**PROBLEM TO SOLVE:** Find the string "this" in the data, then copy every line where it is found.

**DATA FOR PROCESSING:**
═══
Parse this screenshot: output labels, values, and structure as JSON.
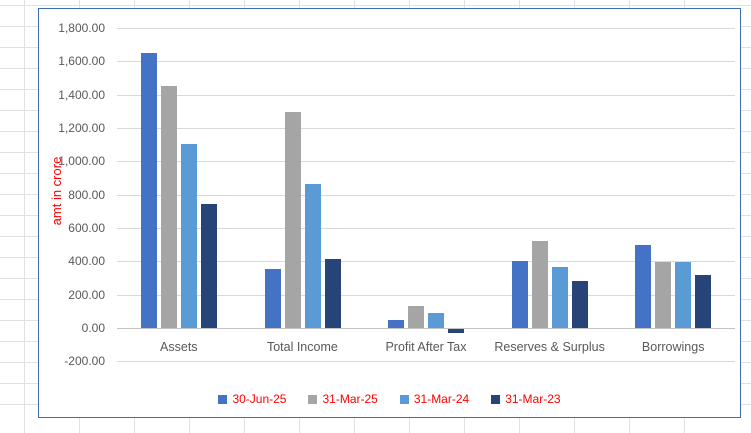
{
  "chart_data": {
    "type": "bar",
    "title": "",
    "ylabel": "amt in crore",
    "ylabel_color": "#ff0000",
    "categories": [
      "Assets",
      "Total Income",
      "Profit After Tax",
      "Reserves & Surplus",
      "Borrowings"
    ],
    "series": [
      {
        "name": "30-Jun-25",
        "color": "#4472c4",
        "values": [
          1650,
          355,
          45,
          400,
          495
        ]
      },
      {
        "name": "31-Mar-25",
        "color": "#a5a5a5",
        "values": [
          1450,
          1295,
          130,
          520,
          395
        ]
      },
      {
        "name": "31-Mar-24",
        "color": "#5b9bd5",
        "values": [
          1105,
          865,
          90,
          365,
          395
        ]
      },
      {
        "name": "31-Mar-23",
        "color": "#264478",
        "values": [
          745,
          415,
          -25,
          280,
          315
        ]
      }
    ],
    "ylim": [
      -200,
      1800
    ],
    "ytick_step": 200,
    "ytick_labels": [
      "1,800.00",
      "1,600.00",
      "1,400.00",
      "1,200.00",
      "1,000.00",
      "800.00",
      "600.00",
      "400.00",
      "200.00",
      "0.00",
      "-200.00"
    ],
    "grid": true,
    "legend_position": "bottom",
    "legend_text_color": "#ff0000",
    "axis_text_color": "#595959",
    "chart_border_color": "#3f6cb4"
  }
}
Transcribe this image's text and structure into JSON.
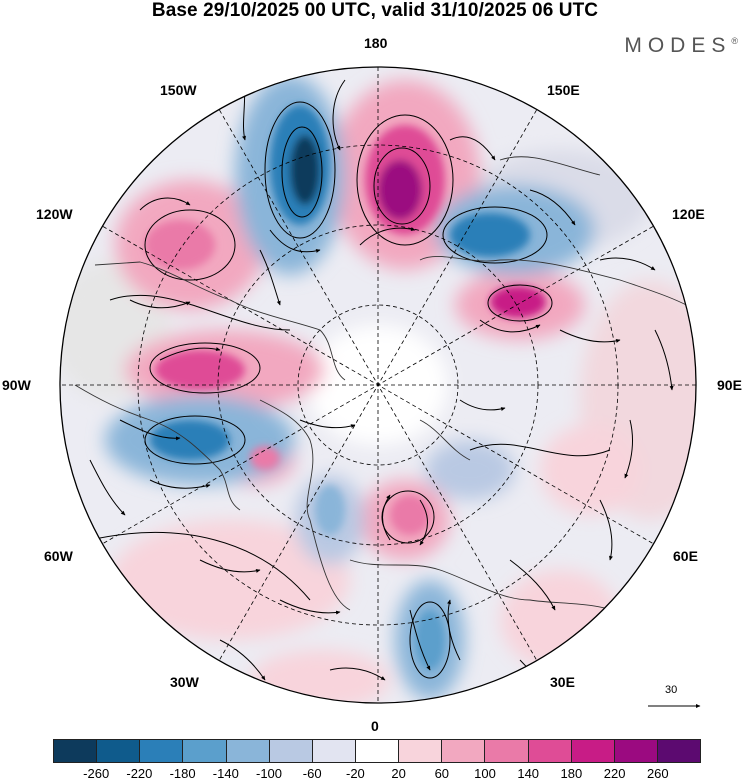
{
  "title": "Base 29/10/2025 00 UTC, valid 31/10/2025 06 UTC",
  "brand": "MODES",
  "brand_mark": "®",
  "longitude_labels": {
    "n180": "180",
    "w150": "150W",
    "e150": "150E",
    "w120": "120W",
    "e120": "120E",
    "w90": "90W",
    "e90": "90E",
    "w60": "60W",
    "e60": "60E",
    "w30": "30W",
    "e30": "30E",
    "zero": "0"
  },
  "wind_scale_label": "30",
  "colorbar": {
    "colors": [
      "#0d3a5c",
      "#0f5b8c",
      "#2b7fb8",
      "#5b9fcc",
      "#8ab5d9",
      "#b9c9e3",
      "#e2e4f1",
      "#ffffff",
      "#f8d4dc",
      "#f2a8c0",
      "#ea7aa8",
      "#df4c96",
      "#c81c86",
      "#9b0a80",
      "#5c0a70"
    ],
    "ticks": [
      "-260",
      "-220",
      "-180",
      "-140",
      "-100",
      "-60",
      "-20",
      "20",
      "60",
      "100",
      "140",
      "180",
      "220",
      "260"
    ]
  }
}
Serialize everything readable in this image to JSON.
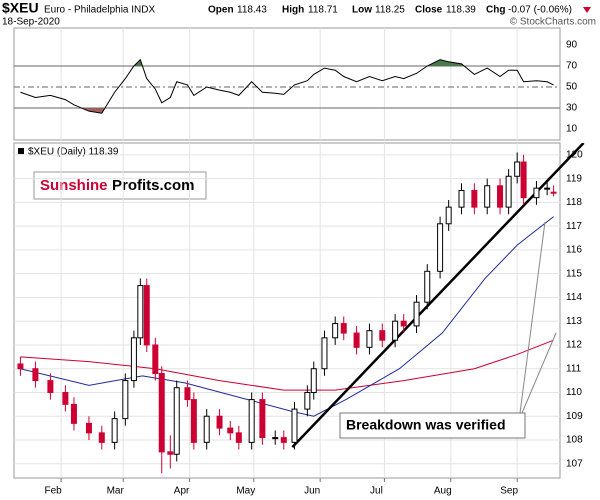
{
  "chart_data": {
    "type": "candlestick",
    "header": {
      "symbol": "$XEU",
      "name": "Euro - Philadelphia INDX",
      "date": "18-Sep-2020",
      "open_label": "Open",
      "open": "118.43",
      "high_label": "High",
      "high": "118.71",
      "low_label": "Low",
      "low": "118.25",
      "close_label": "Close",
      "close": "118.39",
      "chg_label": "Chg",
      "chg": "-0.07 (-0.06%)",
      "copyright": "© StockCharts.com"
    },
    "legend": "$XEU (Daily) 118.39",
    "watermark": {
      "part1": "Sunshine",
      "part2": "Profits.com"
    },
    "annotation": "Breakdown was verified",
    "x": [
      13,
      20,
      27,
      34,
      38,
      45,
      51,
      57,
      62,
      66,
      69,
      72,
      76,
      79,
      83,
      86,
      91,
      94,
      100,
      106,
      111,
      115,
      121,
      126,
      132,
      136,
      141,
      147,
      150,
      155,
      160,
      164,
      170,
      176,
      182,
      188,
      192,
      198,
      203,
      209,
      213,
      219,
      225,
      231,
      237,
      241,
      245,
      248,
      254,
      259,
      262
    ],
    "open": [
      111.2,
      111.0,
      110.5,
      110.0,
      109.5,
      108.7,
      108.3,
      107.9,
      108.9,
      110.5,
      112.3,
      114.5,
      112.0,
      110.8,
      107.5,
      107.4,
      110.2,
      109.7,
      107.9,
      109.0,
      108.5,
      108.3,
      107.9,
      109.7,
      108.1,
      108.1,
      107.9,
      109.3,
      110.0,
      111.0,
      112.3,
      112.9,
      112.5,
      111.9,
      112.6,
      112.2,
      113.0,
      112.8,
      113.8,
      115.1,
      117.1,
      117.8,
      118.5,
      117.8,
      118.7,
      117.8,
      119.1,
      119.7,
      118.2,
      118.6,
      118.43
    ],
    "high": [
      111.5,
      111.3,
      110.8,
      110.3,
      109.8,
      109.0,
      108.6,
      109.2,
      110.8,
      112.6,
      114.8,
      114.8,
      112.3,
      111.1,
      108.2,
      110.5,
      110.5,
      110.0,
      109.3,
      109.3,
      108.8,
      108.6,
      110.0,
      110.0,
      108.4,
      108.4,
      109.6,
      110.3,
      111.3,
      112.6,
      113.2,
      113.2,
      112.8,
      112.9,
      112.9,
      113.3,
      113.3,
      114.1,
      115.4,
      117.4,
      118.1,
      118.8,
      118.8,
      119.0,
      119.0,
      119.4,
      120.1,
      120.0,
      118.9,
      118.9,
      118.71
    ],
    "low": [
      110.7,
      110.2,
      109.7,
      109.2,
      108.4,
      108.0,
      107.6,
      107.6,
      108.6,
      110.2,
      112.0,
      111.7,
      110.5,
      106.6,
      106.8,
      107.1,
      109.4,
      107.6,
      107.6,
      108.2,
      108.0,
      107.6,
      107.6,
      107.8,
      107.8,
      107.6,
      107.6,
      109.0,
      109.7,
      110.7,
      112.0,
      112.2,
      111.6,
      111.6,
      111.9,
      111.9,
      112.5,
      112.5,
      113.5,
      114.8,
      116.8,
      117.5,
      117.5,
      117.5,
      117.5,
      117.5,
      118.8,
      117.9,
      117.9,
      118.3,
      118.25
    ],
    "close": [
      111.0,
      110.5,
      110.0,
      109.5,
      108.7,
      108.3,
      107.9,
      108.9,
      110.5,
      112.3,
      114.5,
      112.0,
      110.8,
      107.5,
      107.4,
      110.2,
      109.7,
      107.9,
      109.0,
      108.5,
      108.3,
      107.9,
      109.7,
      108.1,
      108.1,
      107.9,
      109.3,
      110.0,
      111.0,
      112.3,
      112.9,
      112.5,
      111.9,
      112.6,
      112.2,
      113.0,
      112.8,
      113.8,
      115.1,
      117.1,
      117.8,
      118.5,
      117.8,
      118.7,
      117.8,
      119.1,
      119.7,
      118.2,
      118.6,
      118.6,
      118.39
    ],
    "up_color": "#000000",
    "down_color": "#cc0033",
    "overlays": [
      {
        "color": "#cc0033",
        "x": [
          13,
          45,
          76,
          106,
          136,
          160,
          192,
          225,
          245,
          262
        ],
        "values": [
          111.5,
          111.3,
          111.0,
          110.5,
          110.1,
          110.1,
          110.5,
          111.0,
          111.6,
          112.2
        ]
      },
      {
        "color": "#1f2a9a",
        "x": [
          13,
          45,
          70,
          90,
          115,
          140,
          150,
          165,
          190,
          210,
          230,
          245,
          262
        ],
        "values": [
          111.0,
          110.3,
          110.7,
          110.4,
          109.8,
          109.2,
          109.0,
          109.7,
          111.0,
          112.5,
          114.8,
          116.2,
          117.4
        ]
      }
    ],
    "trend_line": {
      "color": "#000000",
      "x": [
        140,
        276
      ],
      "values": [
        107.7,
        120.5
      ]
    },
    "xlim": [
      10,
      265
    ],
    "xticks": [
      {
        "value": 32,
        "label": "Feb"
      },
      {
        "value": 61,
        "label": "Mar"
      },
      {
        "value": 92,
        "label": "Apr"
      },
      {
        "value": 122,
        "label": "May"
      },
      {
        "value": 153,
        "label": "Jun"
      },
      {
        "value": 183,
        "label": "Jul"
      },
      {
        "value": 214,
        "label": "Aug"
      },
      {
        "value": 245,
        "label": "Sep"
      }
    ],
    "ylim": [
      106.4,
      120.5
    ],
    "yticks": [
      107,
      108,
      109,
      110,
      111,
      112,
      113,
      114,
      115,
      116,
      117,
      118,
      119,
      120
    ],
    "grid": true,
    "rsi": {
      "color": "#000000",
      "over_color": "#4a7a4a",
      "under_color": "#a0605a",
      "values": [
        45,
        40,
        42,
        38,
        33,
        27,
        25,
        45,
        58,
        70,
        76,
        58,
        48,
        35,
        40,
        55,
        52,
        42,
        50,
        47,
        45,
        42,
        55,
        45,
        44,
        43,
        52,
        56,
        62,
        68,
        66,
        60,
        55,
        60,
        56,
        60,
        58,
        63,
        70,
        76,
        74,
        72,
        62,
        68,
        60,
        66,
        66,
        55,
        56,
        55,
        52
      ],
      "ylim": [
        0,
        100
      ],
      "yticks": [
        10,
        30,
        50,
        70,
        90
      ],
      "overbought": 70,
      "midline": 50,
      "oversold": 30
    }
  }
}
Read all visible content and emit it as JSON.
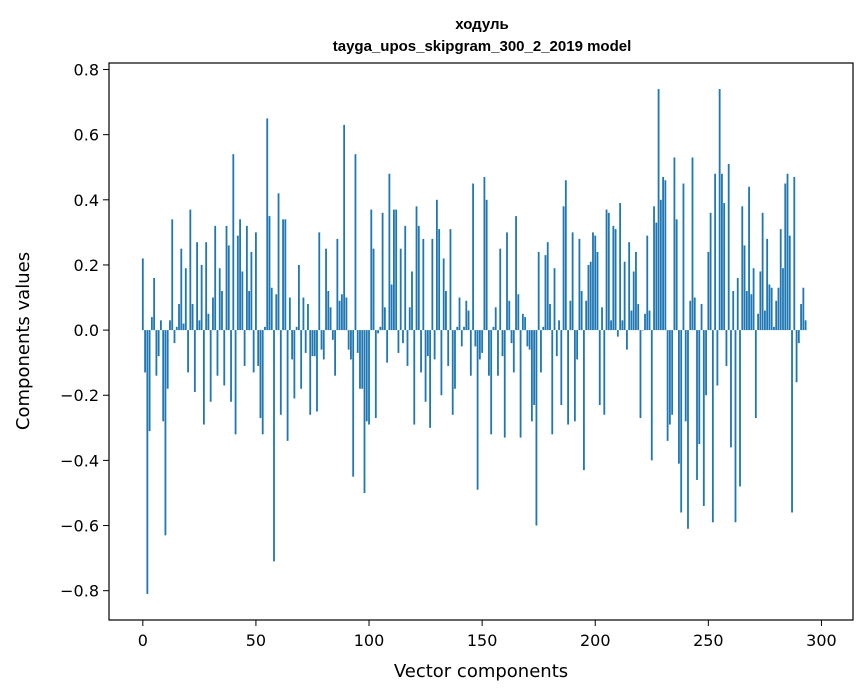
{
  "chart_data": {
    "type": "bar",
    "title_line1": "ходуль",
    "title_line2": "tayga_upos_skipgram_300_2_2019 model",
    "xlabel": "Vector components",
    "ylabel": "Components values",
    "xlim": [
      -14.95,
      313.95
    ],
    "ylim": [
      -0.89,
      0.82
    ],
    "x_ticks": [
      0,
      50,
      100,
      150,
      200,
      250,
      300
    ],
    "x_tick_labels": [
      "0",
      "50",
      "100",
      "150",
      "200",
      "250",
      "300"
    ],
    "y_ticks": [
      -0.8,
      -0.6,
      -0.4,
      -0.2,
      0.0,
      0.2,
      0.4,
      0.6,
      0.8
    ],
    "y_tick_labels": [
      "−0.8",
      "−0.6",
      "−0.4",
      "−0.2",
      "0.0",
      "0.2",
      "0.4",
      "0.6",
      "0.8"
    ],
    "bar_color": "#1f77b4",
    "values": [
      0.22,
      -0.13,
      -0.81,
      -0.31,
      0.04,
      0.16,
      -0.14,
      -0.08,
      0.03,
      -0.28,
      -0.63,
      -0.18,
      0.03,
      0.34,
      -0.04,
      0.01,
      0.08,
      0.25,
      0.02,
      0.19,
      -0.13,
      0.37,
      0.08,
      -0.19,
      0.27,
      0.03,
      0.2,
      -0.29,
      0.27,
      0.05,
      -0.22,
      0.1,
      0.32,
      -0.14,
      0.19,
      0.12,
      -0.17,
      0.32,
      0.26,
      -0.22,
      0.54,
      -0.32,
      0.29,
      0.34,
      0.18,
      -0.11,
      0.32,
      0.12,
      0.24,
      -0.13,
      0.3,
      -0.11,
      -0.27,
      -0.32,
      0.01,
      0.65,
      0.35,
      0.13,
      -0.71,
      0.11,
      0.42,
      -0.26,
      0.34,
      0.34,
      -0.34,
      0.1,
      -0.09,
      -0.21,
      0.01,
      0.2,
      -0.18,
      0.1,
      -0.07,
      0.08,
      -0.26,
      -0.08,
      -0.08,
      -0.25,
      0.3,
      -0.06,
      -0.09,
      0.25,
      0.12,
      0.07,
      -0.03,
      -0.14,
      0.28,
      0.09,
      0.11,
      0.63,
      0.1,
      -0.06,
      -0.09,
      -0.45,
      0.54,
      -0.07,
      -0.18,
      -0.18,
      -0.5,
      -0.28,
      -0.29,
      0.37,
      0.25,
      -0.27,
      -0.01,
      0.01,
      0.36,
      0.07,
      -0.1,
      0.48,
      0.14,
      0.37,
      0.37,
      -0.07,
      0.25,
      -0.04,
      0.32,
      -0.11,
      0.07,
      0.18,
      -0.29,
      0.38,
      0.32,
      -0.13,
      0.28,
      -0.22,
      -0.08,
      -0.3,
      0.28,
      -0.09,
      0.4,
      0.31,
      -0.2,
      0.22,
      0.12,
      -0.11,
      0.31,
      -0.26,
      -0.18,
      0.01,
      0.1,
      -0.05,
      0.01,
      0.09,
      0.06,
      -0.14,
      0.45,
      -0.05,
      -0.49,
      -0.09,
      -0.07,
      0.47,
      0.4,
      -0.14,
      -0.32,
      0.01,
      0.07,
      -0.14,
      0.25,
      -0.08,
      -0.33,
      0.3,
      0.09,
      -0.04,
      -0.13,
      0.35,
      0.11,
      -0.33,
      0.05,
      0.04,
      -0.05,
      -0.06,
      -0.28,
      -0.23,
      -0.6,
      0.24,
      -0.13,
      0.01,
      0.23,
      0.27,
      0.08,
      -0.32,
      0.19,
      -0.08,
      0.03,
      -0.23,
      0.38,
      0.46,
      -0.29,
      0.09,
      0.3,
      -0.28,
      -0.09,
      0.28,
      0.12,
      -0.43,
      0.09,
      0.2,
      0.21,
      0.3,
      0.29,
      0.24,
      -0.23,
      0.07,
      -0.26,
      0.37,
      0.36,
      0.03,
      0.32,
      0.31,
      -0.02,
      0.39,
      0.03,
      0.21,
      -0.06,
      0.27,
      0.06,
      0.18,
      0.24,
      0.08,
      -0.27,
      0.0,
      0.05,
      0.29,
      0.06,
      -0.4,
      0.38,
      0.33,
      0.74,
      0.4,
      0.47,
      0.46,
      -0.34,
      -0.29,
      -0.26,
      0.53,
      0.34,
      -0.41,
      -0.56,
      0.45,
      -0.28,
      -0.61,
      0.09,
      0.53,
      0.1,
      -0.46,
      -0.35,
      0.08,
      -0.54,
      -0.2,
      0.24,
      0.36,
      -0.59,
      0.48,
      -0.17,
      0.74,
      0.48,
      0.39,
      -0.11,
      0.51,
      -0.36,
      0.12,
      -0.59,
      0.16,
      -0.48,
      0.38,
      0.26,
      0.12,
      0.44,
      0.11,
      0.19,
      -0.27,
      0.05,
      0.18,
      0.36,
      0.06,
      0.28,
      0.14,
      0.13,
      0.01,
      0.09,
      0.13,
      0.31,
      0.19,
      0.45,
      0.48,
      0.29,
      -0.56,
      0.47,
      -0.16,
      -0.04,
      0.08,
      0.13,
      0.03
    ]
  }
}
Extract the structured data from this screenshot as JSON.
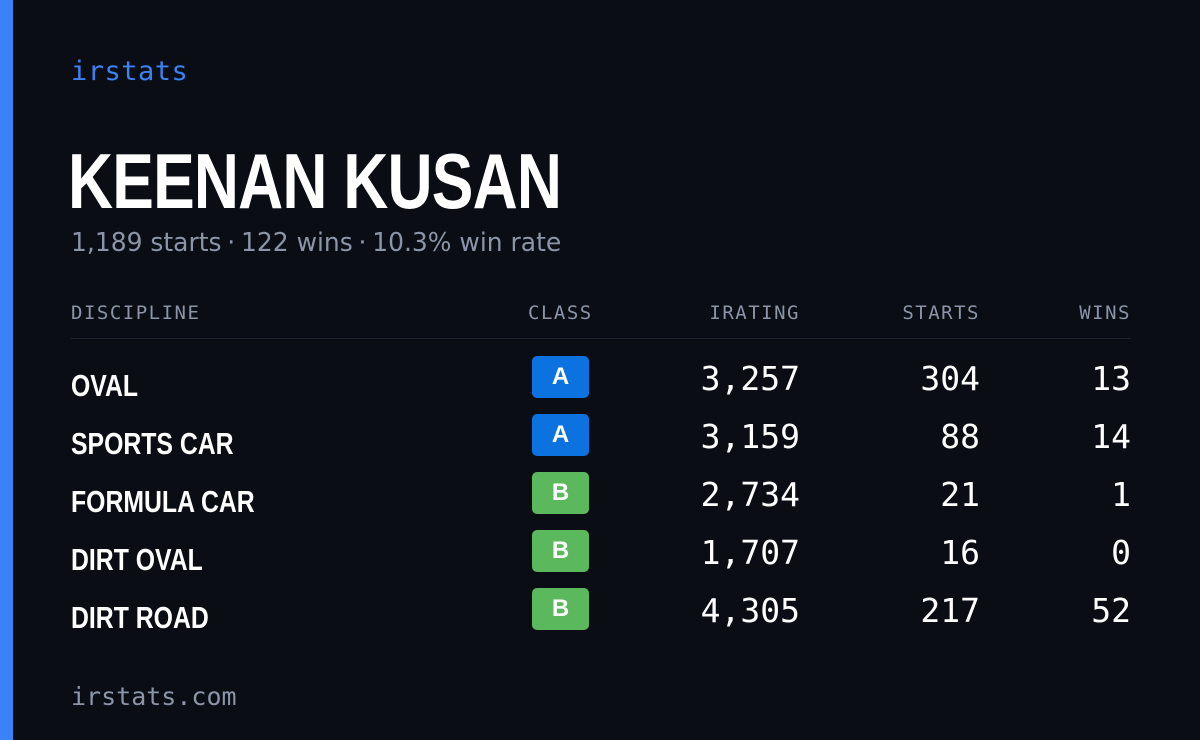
═══
**EXERCISE ANSWER:**
Parse this screenshot: output labels, values, and structure as JSON.
Transcribe this image's text and structure into JSON.
Serialize everything readable in this image to JSON.
Extract the structured data from this screenshot as JSON.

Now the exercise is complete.